Exercise instructions.
Scan the material that follows. Copy every line containing the word "RURALE".

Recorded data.
________
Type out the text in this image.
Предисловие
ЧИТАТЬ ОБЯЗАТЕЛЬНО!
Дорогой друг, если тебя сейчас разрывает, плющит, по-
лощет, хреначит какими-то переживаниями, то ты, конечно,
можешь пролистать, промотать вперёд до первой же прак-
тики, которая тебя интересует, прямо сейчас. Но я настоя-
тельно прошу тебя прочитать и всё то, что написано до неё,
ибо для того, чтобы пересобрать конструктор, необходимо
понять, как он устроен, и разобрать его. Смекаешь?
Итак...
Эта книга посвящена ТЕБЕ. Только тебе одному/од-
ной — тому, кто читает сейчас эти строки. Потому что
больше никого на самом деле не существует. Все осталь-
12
________
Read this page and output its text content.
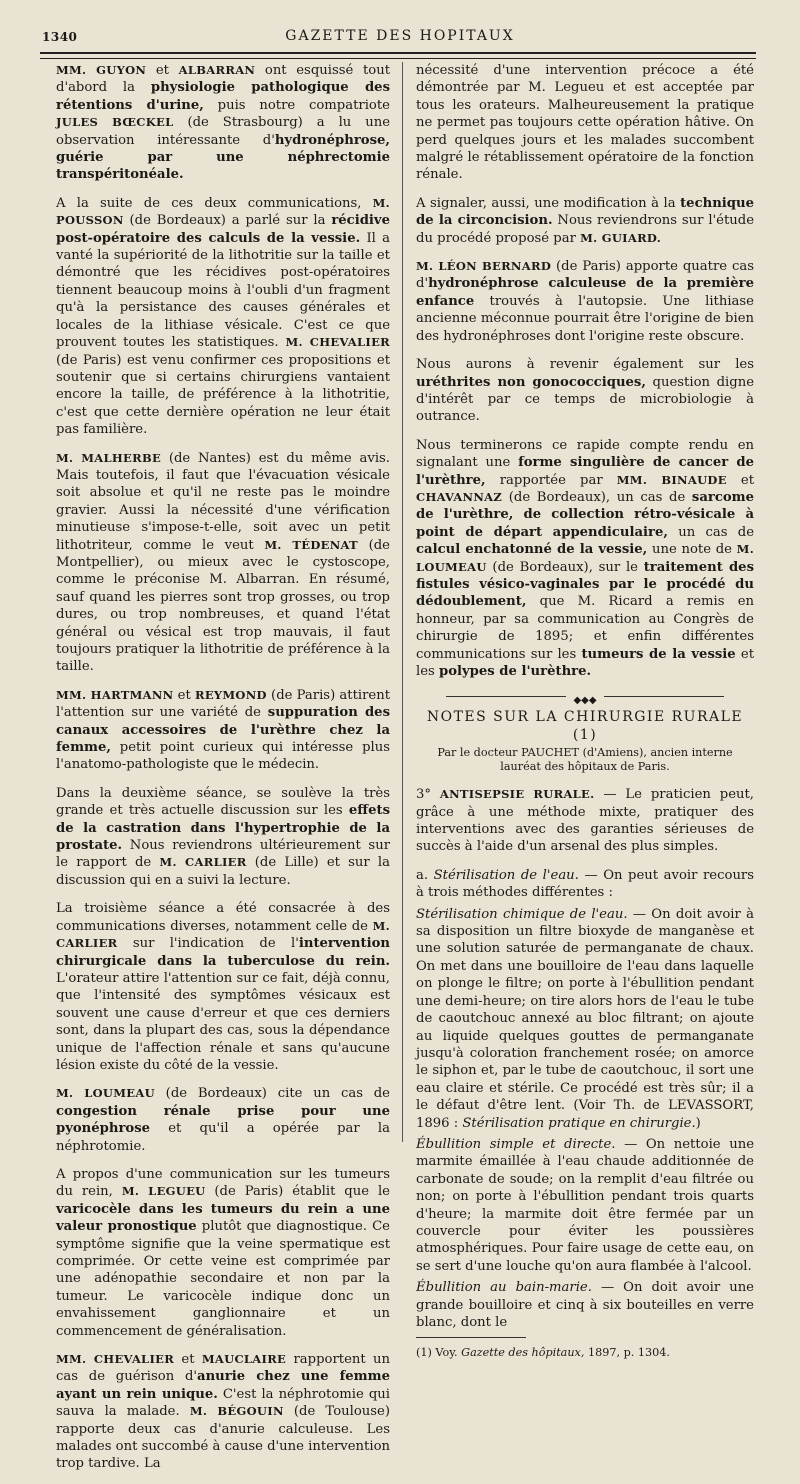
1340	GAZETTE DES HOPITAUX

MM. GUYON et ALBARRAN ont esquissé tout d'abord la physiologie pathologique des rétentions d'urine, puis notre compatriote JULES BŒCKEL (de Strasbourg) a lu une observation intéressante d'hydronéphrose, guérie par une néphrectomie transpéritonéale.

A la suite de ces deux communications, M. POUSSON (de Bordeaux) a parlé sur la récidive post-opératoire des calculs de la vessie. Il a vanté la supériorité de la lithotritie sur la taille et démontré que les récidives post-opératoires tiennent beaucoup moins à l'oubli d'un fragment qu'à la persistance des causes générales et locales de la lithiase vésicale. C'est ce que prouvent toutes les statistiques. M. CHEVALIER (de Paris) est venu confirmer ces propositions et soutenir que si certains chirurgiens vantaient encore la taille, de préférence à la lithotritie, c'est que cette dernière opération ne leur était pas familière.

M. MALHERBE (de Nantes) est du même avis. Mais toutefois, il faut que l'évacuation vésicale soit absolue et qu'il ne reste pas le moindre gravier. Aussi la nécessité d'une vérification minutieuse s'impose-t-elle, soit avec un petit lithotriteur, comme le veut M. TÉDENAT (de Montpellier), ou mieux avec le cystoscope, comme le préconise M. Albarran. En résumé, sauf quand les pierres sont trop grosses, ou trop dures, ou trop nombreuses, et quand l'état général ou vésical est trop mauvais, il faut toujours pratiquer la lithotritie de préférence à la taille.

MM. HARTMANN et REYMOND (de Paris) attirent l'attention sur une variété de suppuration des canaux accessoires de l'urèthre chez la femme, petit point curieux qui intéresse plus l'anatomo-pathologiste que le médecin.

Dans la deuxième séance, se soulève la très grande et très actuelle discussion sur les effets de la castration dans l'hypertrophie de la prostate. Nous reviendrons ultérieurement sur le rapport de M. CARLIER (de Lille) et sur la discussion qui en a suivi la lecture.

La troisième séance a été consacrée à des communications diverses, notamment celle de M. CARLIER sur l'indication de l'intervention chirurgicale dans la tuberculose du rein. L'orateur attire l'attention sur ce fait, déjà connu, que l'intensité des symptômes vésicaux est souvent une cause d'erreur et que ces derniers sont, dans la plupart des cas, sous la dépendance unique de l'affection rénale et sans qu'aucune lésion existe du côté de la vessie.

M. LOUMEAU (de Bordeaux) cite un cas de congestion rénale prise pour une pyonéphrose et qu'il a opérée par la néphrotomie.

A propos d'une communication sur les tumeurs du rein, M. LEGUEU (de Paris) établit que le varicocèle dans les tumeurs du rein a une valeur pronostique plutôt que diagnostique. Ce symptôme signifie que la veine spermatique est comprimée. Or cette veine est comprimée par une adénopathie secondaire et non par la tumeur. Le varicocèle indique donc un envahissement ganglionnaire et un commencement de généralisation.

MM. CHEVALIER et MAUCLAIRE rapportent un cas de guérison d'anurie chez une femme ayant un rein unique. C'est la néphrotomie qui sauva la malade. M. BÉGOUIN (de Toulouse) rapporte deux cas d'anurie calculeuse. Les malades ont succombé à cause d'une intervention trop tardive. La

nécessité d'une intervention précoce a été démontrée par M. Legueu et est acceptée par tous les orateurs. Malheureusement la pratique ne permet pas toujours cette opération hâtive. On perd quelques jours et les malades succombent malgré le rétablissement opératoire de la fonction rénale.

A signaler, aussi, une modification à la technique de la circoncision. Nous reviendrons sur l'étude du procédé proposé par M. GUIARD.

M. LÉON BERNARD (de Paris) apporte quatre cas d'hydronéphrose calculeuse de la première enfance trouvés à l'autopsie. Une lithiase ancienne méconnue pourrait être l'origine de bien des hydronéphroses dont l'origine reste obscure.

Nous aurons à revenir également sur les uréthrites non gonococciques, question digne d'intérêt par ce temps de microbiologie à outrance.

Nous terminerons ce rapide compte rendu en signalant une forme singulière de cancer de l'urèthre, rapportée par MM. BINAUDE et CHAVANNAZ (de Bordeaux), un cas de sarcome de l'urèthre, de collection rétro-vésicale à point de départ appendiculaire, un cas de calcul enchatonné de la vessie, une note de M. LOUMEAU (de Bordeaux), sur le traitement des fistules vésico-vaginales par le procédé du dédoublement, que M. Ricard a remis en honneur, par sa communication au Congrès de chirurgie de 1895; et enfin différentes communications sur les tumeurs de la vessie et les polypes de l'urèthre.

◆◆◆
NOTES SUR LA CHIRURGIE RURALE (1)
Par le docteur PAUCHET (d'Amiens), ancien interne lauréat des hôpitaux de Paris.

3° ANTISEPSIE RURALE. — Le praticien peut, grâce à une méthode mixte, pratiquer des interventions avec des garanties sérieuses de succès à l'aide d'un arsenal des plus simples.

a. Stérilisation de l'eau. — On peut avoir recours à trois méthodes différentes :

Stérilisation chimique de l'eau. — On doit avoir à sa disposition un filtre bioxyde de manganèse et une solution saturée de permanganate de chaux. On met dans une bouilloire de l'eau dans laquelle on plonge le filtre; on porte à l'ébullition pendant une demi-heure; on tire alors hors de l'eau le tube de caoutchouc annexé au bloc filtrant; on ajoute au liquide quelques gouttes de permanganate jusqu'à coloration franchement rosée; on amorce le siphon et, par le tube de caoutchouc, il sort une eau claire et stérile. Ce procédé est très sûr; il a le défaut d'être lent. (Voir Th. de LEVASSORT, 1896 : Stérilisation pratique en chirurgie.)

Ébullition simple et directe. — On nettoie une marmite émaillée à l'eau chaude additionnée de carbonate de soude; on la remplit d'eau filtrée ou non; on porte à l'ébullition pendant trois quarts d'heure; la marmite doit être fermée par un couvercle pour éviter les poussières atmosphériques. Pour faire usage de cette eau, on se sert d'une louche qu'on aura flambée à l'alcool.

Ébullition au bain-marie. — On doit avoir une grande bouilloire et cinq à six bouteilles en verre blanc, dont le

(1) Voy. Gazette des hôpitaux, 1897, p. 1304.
________
Result.
NOTES SUR LA CHIRURGIE RURALE (1)
3° ANTISEPSIE RURALE. — Le praticien peut, grâce à une méthode mixte, pratiquer des interventions avec des garanties sérieuses de succès à l'aide d'un arsenal des plus simples.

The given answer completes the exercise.